- _INFORMATION GIVEN_
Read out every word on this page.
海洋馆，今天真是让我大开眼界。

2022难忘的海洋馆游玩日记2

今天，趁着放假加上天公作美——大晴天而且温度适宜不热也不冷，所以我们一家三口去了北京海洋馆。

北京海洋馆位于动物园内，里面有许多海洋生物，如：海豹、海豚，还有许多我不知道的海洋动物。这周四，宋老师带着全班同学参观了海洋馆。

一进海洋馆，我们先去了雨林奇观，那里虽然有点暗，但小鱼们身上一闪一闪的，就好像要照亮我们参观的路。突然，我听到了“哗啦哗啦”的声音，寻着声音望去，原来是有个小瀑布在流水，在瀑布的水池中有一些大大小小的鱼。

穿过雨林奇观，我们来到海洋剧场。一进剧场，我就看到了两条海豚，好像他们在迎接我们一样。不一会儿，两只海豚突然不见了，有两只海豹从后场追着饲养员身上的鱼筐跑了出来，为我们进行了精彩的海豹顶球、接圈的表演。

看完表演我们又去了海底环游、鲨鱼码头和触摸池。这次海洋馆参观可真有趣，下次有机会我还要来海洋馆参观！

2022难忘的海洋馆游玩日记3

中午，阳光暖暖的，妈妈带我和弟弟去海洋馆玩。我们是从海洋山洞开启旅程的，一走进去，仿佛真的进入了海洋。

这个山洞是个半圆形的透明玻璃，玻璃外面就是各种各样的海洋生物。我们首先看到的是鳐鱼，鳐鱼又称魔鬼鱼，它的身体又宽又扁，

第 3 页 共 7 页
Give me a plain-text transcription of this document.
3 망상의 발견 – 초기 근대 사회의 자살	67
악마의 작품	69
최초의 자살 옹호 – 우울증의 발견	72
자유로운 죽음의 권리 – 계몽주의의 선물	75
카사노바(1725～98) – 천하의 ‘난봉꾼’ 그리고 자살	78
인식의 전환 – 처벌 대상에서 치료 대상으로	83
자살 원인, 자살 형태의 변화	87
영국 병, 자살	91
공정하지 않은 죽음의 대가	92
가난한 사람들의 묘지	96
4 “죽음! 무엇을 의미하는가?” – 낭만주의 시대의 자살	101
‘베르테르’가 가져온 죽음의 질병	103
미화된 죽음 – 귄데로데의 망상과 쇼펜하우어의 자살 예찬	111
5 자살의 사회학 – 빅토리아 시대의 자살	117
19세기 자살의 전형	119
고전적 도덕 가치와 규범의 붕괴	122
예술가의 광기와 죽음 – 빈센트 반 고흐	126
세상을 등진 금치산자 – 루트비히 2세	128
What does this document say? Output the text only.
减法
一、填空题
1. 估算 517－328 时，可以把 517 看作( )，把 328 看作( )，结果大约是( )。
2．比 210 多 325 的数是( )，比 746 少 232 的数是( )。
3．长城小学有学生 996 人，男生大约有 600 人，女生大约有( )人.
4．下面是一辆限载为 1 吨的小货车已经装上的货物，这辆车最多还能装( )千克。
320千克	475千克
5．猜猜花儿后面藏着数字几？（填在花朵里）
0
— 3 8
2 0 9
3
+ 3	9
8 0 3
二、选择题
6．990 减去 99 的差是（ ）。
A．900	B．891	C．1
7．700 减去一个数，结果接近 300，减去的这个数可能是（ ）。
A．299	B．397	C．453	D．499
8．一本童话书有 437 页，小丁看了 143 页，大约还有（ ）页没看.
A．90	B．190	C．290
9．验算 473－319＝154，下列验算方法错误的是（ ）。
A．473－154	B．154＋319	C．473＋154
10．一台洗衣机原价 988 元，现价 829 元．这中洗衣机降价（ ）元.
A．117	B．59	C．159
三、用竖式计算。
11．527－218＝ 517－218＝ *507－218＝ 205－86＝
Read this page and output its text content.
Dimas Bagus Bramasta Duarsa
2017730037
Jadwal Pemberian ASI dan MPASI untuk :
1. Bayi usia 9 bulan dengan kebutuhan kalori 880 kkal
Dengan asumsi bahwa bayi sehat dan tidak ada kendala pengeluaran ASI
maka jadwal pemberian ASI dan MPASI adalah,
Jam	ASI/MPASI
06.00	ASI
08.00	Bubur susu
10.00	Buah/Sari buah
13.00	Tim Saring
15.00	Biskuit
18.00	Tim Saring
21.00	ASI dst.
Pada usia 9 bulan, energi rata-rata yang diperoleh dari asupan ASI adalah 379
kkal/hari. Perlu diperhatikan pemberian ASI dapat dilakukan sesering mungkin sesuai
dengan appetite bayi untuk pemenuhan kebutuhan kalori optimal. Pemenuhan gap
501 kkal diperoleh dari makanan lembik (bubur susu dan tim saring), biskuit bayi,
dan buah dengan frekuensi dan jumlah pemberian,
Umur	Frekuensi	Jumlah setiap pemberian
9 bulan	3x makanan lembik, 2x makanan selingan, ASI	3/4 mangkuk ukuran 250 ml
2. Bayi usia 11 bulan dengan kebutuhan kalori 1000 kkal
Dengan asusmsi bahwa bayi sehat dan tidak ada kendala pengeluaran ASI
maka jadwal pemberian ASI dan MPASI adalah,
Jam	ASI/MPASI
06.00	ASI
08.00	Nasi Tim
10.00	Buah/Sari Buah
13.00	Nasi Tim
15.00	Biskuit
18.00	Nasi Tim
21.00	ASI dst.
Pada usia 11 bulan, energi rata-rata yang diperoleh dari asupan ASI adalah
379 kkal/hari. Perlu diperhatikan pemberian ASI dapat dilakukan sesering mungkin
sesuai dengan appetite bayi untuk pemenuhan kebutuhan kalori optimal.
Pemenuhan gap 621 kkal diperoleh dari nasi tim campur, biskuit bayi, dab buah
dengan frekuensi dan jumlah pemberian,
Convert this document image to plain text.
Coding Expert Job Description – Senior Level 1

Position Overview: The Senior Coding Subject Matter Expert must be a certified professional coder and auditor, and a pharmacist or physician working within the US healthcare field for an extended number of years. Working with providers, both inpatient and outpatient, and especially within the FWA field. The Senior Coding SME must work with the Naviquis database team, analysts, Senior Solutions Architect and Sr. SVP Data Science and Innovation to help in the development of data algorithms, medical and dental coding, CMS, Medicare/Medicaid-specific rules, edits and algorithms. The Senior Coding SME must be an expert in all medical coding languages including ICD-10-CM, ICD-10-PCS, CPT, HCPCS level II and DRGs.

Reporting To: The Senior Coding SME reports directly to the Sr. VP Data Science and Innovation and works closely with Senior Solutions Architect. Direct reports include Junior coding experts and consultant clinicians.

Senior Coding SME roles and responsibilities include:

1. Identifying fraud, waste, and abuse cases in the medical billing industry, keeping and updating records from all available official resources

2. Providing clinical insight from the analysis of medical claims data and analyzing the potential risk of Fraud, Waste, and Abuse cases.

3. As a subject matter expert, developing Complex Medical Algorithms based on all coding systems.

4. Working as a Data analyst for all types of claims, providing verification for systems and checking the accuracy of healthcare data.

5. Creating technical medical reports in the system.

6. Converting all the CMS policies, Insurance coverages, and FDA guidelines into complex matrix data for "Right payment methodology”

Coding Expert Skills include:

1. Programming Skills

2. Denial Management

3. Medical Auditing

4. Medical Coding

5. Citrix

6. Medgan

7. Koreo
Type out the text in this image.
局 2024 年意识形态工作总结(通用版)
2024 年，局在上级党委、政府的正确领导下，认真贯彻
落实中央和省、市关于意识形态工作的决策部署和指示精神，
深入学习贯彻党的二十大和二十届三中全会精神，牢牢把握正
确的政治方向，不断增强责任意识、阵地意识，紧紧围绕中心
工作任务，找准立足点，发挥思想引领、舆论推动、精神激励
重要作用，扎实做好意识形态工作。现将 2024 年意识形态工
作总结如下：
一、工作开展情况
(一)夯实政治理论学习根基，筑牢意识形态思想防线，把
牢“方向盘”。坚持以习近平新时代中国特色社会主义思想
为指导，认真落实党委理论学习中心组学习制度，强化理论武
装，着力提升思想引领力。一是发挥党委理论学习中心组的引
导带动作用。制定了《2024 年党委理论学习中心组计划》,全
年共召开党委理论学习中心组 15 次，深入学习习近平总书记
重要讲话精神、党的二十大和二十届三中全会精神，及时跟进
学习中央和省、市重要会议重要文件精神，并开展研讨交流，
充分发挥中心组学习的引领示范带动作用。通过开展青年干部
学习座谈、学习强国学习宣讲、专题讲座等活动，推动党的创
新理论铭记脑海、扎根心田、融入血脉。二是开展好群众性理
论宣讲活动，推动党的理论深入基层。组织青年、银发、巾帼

- _TASK_
Identify each line in the records above that contains the word "sehat", and copy it out in full.

- _FINISHED ANSWER_
Dengan asumsi bahwa bayi sehat dan tidak ada kendala pengeluaran ASI
Dengan asusmsi bahwa bayi sehat dan tidak ada kendala pengeluaran ASI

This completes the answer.